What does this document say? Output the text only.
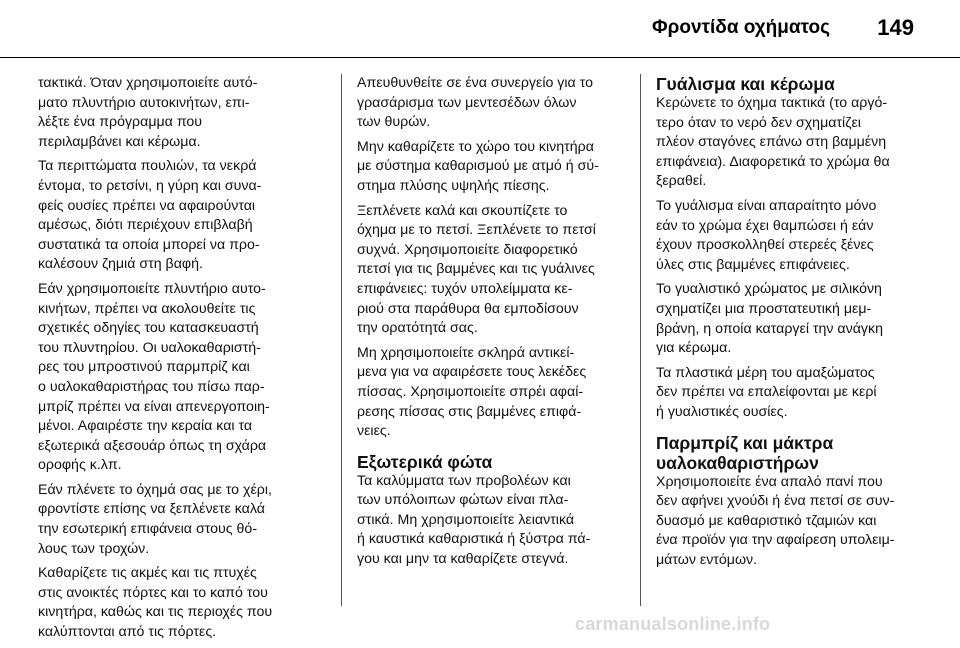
Φροντίδα οχήματος 149

τακτικά. Όταν χρησιμοποιείτε αυτό-
ματο πλυντήριο αυτοκινήτων, επι-
λέξτε ένα πρόγραμμα που
περιλαμβάνει και κέρωμα.

Τα περιττώματα πουλιών, τα νεκρά
έντομα, το ρετσίνι, η γύρη και συνα-
φείς ουσίες πρέπει να αφαιρούνται
αμέσως, διότι περιέχουν επιβλαβή
συστατικά τα οποία μπορεί να προ-
καλέσουν ζημιά στη βαφή.

Εάν χρησιμοποιείτε πλυντήριο αυτο-
κινήτων, πρέπει να ακολουθείτε τις
σχετικές οδηγίες του κατασκευαστή
του πλυντηρίου. Οι υαλοκαθαριστή-
ρες του μπροστινού παρμπρίζ και
ο υαλοκαθαριστήρας του πίσω παρ-
μπρίζ πρέπει να είναι απενεργοποιη-
μένοι. Αφαιρέστε την κεραία και τα
εξωτερικά αξεσουάρ όπως τη σχάρα
οροφής κ.λπ.

Εάν πλένετε το όχημά σας με το χέρι,
φροντίστε επίσης να ξεπλένετε καλά
την εσωτερική επιφάνεια στους θό-
λους των τροχών.

Καθαρίζετε τις ακμές και τις πτυχές
στις ανοικτές πόρτες και το καπό του
κινητήρα, καθώς και τις περιοχές που
καλύπτονται από τις πόρτες.

Απευθυνθείτε σε ένα συνεργείο για το
γρασάρισμα των μεντεσέδων όλων
των θυρών.

Μην καθαρίζετε το χώρο του κινητήρα
με σύστημα καθαρισμού με ατμό ή σύ-
στημα πλύσης υψηλής πίεσης.

Ξεπλένετε καλά και σκουπίζετε το
όχημα με το πετσί. Ξεπλένετε το πετσί
συχνά. Χρησιμοποιείτε διαφορετικό
πετσί για τις βαμμένες και τις γυάλινες
επιφάνειες: τυχόν υπολείμματα κε-
ριού στα παράθυρα θα εμποδίσουν
την ορατότητά σας.

Μη χρησιμοποιείτε σκληρά αντικεί-
μενα για να αφαιρέσετε τους λεκέδες
πίσσας. Χρησιμοποιείτε σπρέι αφαί-
ρεσης πίσσας στις βαμμένες επιφά-
νειες.

Εξωτερικά φώτα

Τα καλύμματα των προβολέων και
των υπόλοιπων φώτων είναι πλα-
στικά. Μη χρησιμοποιείτε λειαντικά
ή καυστικά καθαριστικά ή ξύστρα πά-
γου και μην τα καθαρίζετε στεγνά.

Γυάλισμα και κέρωμα

Κερώνετε το όχημα τακτικά (το αργό-
τερο όταν το νερό δεν σχηματίζει
πλέον σταγόνες επάνω στη βαμμένη
επιφάνεια). Διαφορετικά το χρώμα θα
ξεραθεί.

Το γυάλισμα είναι απαραίτητο μόνο
εάν το χρώμα έχει θαμπώσει ή εάν
έχουν προσκολληθεί στερεές ξένες
ύλες στις βαμμένες επιφάνειες.

Το γυαλιστικό χρώματος με σιλικόνη
σχηματίζει μια προστατευτική μεμ-
βράνη, η οποία καταργεί την ανάγκη
για κέρωμα.

Τα πλαστικά μέρη του αμαξώματος
δεν πρέπει να επαλείφονται με κερί
ή γυαλιστικές ουσίες.

Παρμπρίζ και μάκτρα
υαλοκαθαριστήρων

Χρησιμοποιείτε ένα απαλό πανί που
δεν αφήνει χνούδι ή ένα πετσί σε συν-
δυασμό με καθαριστικό τζαμιών και
ένα προϊόν για την αφαίρεση υπολειμ-
μάτων εντόμων.

carmanualsonline.info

+++

■ What the exercise asks ■
Read the entries and show each line that mentions "καλά".

■ Answer to this problem ■
φροντίστε επίσης να ξεπλένετε καλά
Ξεπλένετε καλά και σκουπίζετε το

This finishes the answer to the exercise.